What you will do → Copy out each line of the material below with no changes.

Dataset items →

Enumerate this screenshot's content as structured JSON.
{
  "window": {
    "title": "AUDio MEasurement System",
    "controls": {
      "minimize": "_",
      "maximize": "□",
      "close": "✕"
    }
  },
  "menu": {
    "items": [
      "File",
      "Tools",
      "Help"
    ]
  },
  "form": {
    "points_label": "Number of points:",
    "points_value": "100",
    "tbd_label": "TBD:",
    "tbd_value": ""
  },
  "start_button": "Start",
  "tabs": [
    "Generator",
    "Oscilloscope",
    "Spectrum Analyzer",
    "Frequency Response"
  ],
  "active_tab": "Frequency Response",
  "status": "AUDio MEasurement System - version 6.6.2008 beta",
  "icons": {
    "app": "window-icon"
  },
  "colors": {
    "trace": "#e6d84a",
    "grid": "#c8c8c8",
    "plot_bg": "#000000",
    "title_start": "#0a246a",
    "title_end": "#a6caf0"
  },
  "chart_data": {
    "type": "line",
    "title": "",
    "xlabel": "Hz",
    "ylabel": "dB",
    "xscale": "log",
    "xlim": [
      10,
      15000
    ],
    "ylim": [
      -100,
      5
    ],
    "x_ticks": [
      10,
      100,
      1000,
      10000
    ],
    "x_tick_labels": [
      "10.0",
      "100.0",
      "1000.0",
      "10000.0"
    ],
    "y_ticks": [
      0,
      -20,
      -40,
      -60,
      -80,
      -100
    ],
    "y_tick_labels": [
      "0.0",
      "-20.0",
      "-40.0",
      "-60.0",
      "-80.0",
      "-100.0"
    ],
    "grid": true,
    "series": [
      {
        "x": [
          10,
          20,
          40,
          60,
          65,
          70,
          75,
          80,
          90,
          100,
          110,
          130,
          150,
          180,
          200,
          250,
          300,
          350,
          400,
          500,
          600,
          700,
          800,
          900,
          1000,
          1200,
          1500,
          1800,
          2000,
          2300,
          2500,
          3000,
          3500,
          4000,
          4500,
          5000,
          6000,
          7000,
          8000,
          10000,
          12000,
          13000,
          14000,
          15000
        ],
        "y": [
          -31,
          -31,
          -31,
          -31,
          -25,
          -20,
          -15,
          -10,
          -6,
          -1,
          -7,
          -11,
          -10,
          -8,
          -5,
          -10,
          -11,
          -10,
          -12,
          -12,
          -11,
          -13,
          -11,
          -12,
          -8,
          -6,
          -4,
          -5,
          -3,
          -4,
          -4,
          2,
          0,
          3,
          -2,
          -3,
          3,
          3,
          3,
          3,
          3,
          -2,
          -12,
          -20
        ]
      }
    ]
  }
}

Response to this task →
Enumerate this screenshot's content as structured JSON.
{
  "window": {
    "title": "AUDio MEasurement System",
    "controls": {
      "minimize": "_",
      "maximize": "□",
      "close": "✕"
    }
  },
  "menu": {
    "items": [
      "File",
      "Tools",
      "Help"
    ]
  },
  "form": {
    "points_label": "Number of points:",
    "points_value": "100",
    "tbd_label": "TBD:",
    "tbd_value": ""
  },
  "start_button": "Start",
  "tabs": [
    "Generator",
    "Oscilloscope",
    "Spectrum Analyzer",
    "Frequency Response"
  ],
  "active_tab": "Frequency Response",
  "status": "AUDio MEasurement System - version 6.6.2008 beta",
  "icons": {
    "app": "window-icon"
  },
  "colors": {
    "trace": "#e6d84a",
    "grid": "#c8c8c8",
    "plot_bg": "#000000",
    "title_start": "#0a246a",
    "title_end": "#a6caf0"
  },
  "chart_data": {
    "type": "line",
    "title": "",
    "xlabel": "Hz",
    "ylabel": "dB",
    "xscale": "log",
    "xlim": [
      10,
      15000
    ],
    "ylim": [
      -100,
      5
    ],
    "x_ticks": [
      10,
      100,
      1000,
      10000
    ],
    "x_tick_labels": [
      "10.0",
      "100.0",
      "1000.0",
      "10000.0"
    ],
    "y_ticks": [
      0,
      -20,
      -40,
      -60,
      -80,
      -100
    ],
    "y_tick_labels": [
      "0.0",
      "-20.0",
      "-40.0",
      "-60.0",
      "-80.0",
      "-100.0"
    ],
    "grid": true,
    "series": [
      {
        "x": [
          10,
          20,
          40,
          60,
          65,
          70,
          75,
          80,
          90,
          100,
          110,
          130,
          150,
          180,
          200,
          250,
          300,
          350,
          400,
          500,
          600,
          700,
          800,
          900,
          1000,
          1200,
          1500,
          1800,
          2000,
          2300,
          2500,
          3000,
          3500,
          4000,
          4500,
          5000,
          6000,
          7000,
          8000,
          10000,
          12000,
          13000,
          14000,
          15000
        ],
        "y": [
          -31,
          -31,
          -31,
          -31,
          -25,
          -20,
          -15,
          -10,
          -6,
          -1,
          -7,
          -11,
          -10,
          -8,
          -5,
          -10,
          -11,
          -10,
          -12,
          -12,
          -11,
          -13,
          -11,
          -12,
          -8,
          -6,
          -4,
          -5,
          -3,
          -4,
          -4,
          2,
          0,
          3,
          -2,
          -3,
          3,
          3,
          3,
          3,
          3,
          -2,
          -12,
          -20
        ]
      }
    ]
  }
}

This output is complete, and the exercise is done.